For this exercise, copy out each line of the material below that includes "JSON".

#### [Entries with figure data]
##############################

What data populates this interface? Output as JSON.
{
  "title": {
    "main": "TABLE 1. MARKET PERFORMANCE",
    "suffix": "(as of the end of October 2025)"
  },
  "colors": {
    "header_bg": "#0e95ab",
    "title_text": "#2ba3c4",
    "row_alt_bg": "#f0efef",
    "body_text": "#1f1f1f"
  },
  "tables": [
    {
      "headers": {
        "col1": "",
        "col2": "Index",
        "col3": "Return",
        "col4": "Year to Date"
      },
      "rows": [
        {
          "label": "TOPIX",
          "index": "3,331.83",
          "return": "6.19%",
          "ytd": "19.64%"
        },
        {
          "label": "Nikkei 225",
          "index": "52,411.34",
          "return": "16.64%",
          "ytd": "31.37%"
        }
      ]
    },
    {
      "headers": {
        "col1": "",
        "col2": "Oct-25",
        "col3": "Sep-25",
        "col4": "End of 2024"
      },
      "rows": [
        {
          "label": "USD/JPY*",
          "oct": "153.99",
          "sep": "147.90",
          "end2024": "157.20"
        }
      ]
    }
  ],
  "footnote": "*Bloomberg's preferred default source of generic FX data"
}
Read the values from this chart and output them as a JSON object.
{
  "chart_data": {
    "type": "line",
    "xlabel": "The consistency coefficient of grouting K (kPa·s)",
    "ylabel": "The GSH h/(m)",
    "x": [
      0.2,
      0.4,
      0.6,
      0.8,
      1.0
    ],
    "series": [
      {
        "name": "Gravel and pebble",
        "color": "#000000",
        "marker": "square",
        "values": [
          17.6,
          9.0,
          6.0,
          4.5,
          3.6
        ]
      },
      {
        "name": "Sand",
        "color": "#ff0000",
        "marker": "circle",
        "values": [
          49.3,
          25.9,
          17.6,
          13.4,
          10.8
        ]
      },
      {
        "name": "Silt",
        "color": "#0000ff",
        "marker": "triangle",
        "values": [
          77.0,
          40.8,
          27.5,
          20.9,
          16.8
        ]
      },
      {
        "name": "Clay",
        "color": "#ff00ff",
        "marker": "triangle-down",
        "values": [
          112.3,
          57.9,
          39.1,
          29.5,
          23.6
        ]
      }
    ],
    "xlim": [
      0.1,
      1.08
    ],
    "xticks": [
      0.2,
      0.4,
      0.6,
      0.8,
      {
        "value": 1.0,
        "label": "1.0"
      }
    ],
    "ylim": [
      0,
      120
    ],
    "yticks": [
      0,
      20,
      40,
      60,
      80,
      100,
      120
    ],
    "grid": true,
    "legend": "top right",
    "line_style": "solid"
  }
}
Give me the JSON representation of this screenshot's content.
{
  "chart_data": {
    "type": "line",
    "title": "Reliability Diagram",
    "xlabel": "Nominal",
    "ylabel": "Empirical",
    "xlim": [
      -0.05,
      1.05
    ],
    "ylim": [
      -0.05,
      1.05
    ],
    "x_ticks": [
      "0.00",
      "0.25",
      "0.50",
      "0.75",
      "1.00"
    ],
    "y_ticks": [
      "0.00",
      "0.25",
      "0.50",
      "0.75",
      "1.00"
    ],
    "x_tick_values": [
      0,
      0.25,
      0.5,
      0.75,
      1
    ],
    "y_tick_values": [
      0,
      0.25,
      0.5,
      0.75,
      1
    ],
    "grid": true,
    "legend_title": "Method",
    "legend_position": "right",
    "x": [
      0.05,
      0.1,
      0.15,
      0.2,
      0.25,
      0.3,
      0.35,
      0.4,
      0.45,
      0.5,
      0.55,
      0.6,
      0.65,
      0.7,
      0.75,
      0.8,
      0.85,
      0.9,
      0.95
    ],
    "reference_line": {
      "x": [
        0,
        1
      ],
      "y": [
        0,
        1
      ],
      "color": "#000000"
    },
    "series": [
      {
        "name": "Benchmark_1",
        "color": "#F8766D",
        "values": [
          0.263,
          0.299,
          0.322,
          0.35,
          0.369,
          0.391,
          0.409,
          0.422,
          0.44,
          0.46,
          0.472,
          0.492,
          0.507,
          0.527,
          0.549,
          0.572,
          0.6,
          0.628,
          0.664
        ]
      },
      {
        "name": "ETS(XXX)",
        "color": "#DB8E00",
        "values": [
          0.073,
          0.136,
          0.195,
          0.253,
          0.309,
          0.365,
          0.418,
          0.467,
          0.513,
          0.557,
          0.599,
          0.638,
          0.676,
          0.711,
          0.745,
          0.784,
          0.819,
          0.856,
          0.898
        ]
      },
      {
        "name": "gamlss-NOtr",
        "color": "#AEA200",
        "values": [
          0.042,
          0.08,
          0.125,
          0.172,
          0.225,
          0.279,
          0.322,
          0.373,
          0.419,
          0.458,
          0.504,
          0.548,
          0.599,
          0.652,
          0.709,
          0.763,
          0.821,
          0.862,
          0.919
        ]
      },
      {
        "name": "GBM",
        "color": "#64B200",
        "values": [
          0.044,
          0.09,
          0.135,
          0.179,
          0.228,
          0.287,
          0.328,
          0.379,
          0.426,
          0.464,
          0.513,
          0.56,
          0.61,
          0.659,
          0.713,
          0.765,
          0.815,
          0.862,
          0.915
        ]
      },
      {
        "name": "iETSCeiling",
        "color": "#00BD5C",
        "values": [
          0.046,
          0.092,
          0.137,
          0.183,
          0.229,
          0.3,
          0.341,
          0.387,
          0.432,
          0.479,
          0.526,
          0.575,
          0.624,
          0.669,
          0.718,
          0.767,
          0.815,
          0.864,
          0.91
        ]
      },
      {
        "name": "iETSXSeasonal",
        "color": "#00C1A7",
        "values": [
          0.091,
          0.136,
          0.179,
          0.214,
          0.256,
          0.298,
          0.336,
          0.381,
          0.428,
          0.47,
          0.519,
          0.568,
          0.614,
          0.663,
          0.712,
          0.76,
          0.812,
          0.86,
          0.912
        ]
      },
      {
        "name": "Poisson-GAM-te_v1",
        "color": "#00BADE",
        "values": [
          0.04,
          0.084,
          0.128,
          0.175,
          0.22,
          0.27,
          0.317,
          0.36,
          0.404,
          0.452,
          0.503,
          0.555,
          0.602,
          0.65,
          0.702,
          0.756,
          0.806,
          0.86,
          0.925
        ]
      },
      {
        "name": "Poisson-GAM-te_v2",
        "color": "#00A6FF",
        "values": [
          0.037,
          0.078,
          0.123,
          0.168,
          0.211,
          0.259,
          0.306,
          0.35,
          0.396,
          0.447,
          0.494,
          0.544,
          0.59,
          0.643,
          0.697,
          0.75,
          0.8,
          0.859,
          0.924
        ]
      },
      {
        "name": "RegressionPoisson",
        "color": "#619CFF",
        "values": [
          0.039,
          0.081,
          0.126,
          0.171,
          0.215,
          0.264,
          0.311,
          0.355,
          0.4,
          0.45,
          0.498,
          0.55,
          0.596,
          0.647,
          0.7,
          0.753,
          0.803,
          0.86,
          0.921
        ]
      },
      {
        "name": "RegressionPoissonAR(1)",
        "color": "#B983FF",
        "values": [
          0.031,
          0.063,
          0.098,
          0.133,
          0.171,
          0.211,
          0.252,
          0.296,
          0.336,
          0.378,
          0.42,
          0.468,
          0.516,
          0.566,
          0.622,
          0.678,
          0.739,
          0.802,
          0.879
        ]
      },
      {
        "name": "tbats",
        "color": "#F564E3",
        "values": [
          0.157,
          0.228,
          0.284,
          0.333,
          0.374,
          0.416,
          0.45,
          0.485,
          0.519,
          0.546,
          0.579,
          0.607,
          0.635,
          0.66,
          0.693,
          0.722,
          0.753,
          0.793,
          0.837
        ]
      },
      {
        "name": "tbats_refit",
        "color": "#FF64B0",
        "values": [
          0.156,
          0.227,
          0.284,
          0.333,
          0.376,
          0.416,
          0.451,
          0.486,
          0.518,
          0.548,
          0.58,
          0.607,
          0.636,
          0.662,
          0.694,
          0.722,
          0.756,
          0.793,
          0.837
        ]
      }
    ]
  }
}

##############################

#### [ANSWER TO THIS PROBLEM]
What data populates this interface? Output as JSON.
Read the values from this chart and output them as a JSON object.
Give me the JSON representation of this screenshot's content.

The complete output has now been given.